Aim —
Every entry below should be repeated exactly; the pictures should not.

Material provided —
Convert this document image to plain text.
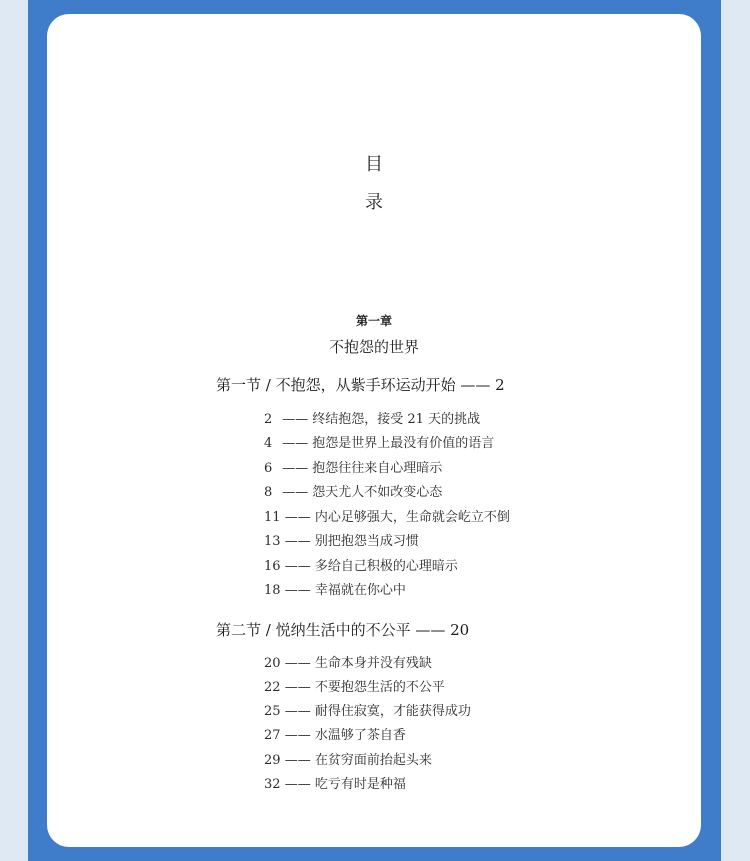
目
录
第一章
不抱怨的世界
第一节 / 不抱怨，从紫手环运动开始 —— 2
2 —— 终结抱怨，接受 21 天的挑战
4 —— 抱怨是世界上最没有价值的语言
6 —— 抱怨往往来自心理暗示
8 —— 怨天尤人不如改变心态
11 —— 内心足够强大，生命就会屹立不倒
13 —— 别把抱怨当成习惯
16 —— 多给自己积极的心理暗示
18 —— 幸福就在你心中
第二节 / 悦纳生活中的不公平 —— 20
20 —— 生命本身并没有残缺
22 —— 不要抱怨生活的不公平
25 —— 耐得住寂寞，才能获得成功
27 —— 水温够了茶自香
29 —— 在贫穷面前抬起头来
32 —— 吃亏有时是种福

Problem solution —
Convert this document image to plain text.
目
录
第一章
不抱怨的世界
第一节 / 不抱怨，从紫手环运动开始 —— 2
2 —— 终结抱怨，接受 21 天的挑战
4 —— 抱怨是世界上最没有价值的语言
6 —— 抱怨往往来自心理暗示
8 —— 怨天尤人不如改变心态
11 —— 内心足够强大，生命就会屹立不倒
13 —— 别把抱怨当成习惯
16 —— 多给自己积极的心理暗示
18 —— 幸福就在你心中
第二节 / 悦纳生活中的不公平 —— 20
20 —— 生命本身并没有残缺
22 —— 不要抱怨生活的不公平
25 —— 耐得住寂寞，才能获得成功
27 —— 水温够了茶自香
29 —— 在贫穷面前抬起头来
32 —— 吃亏有时是种福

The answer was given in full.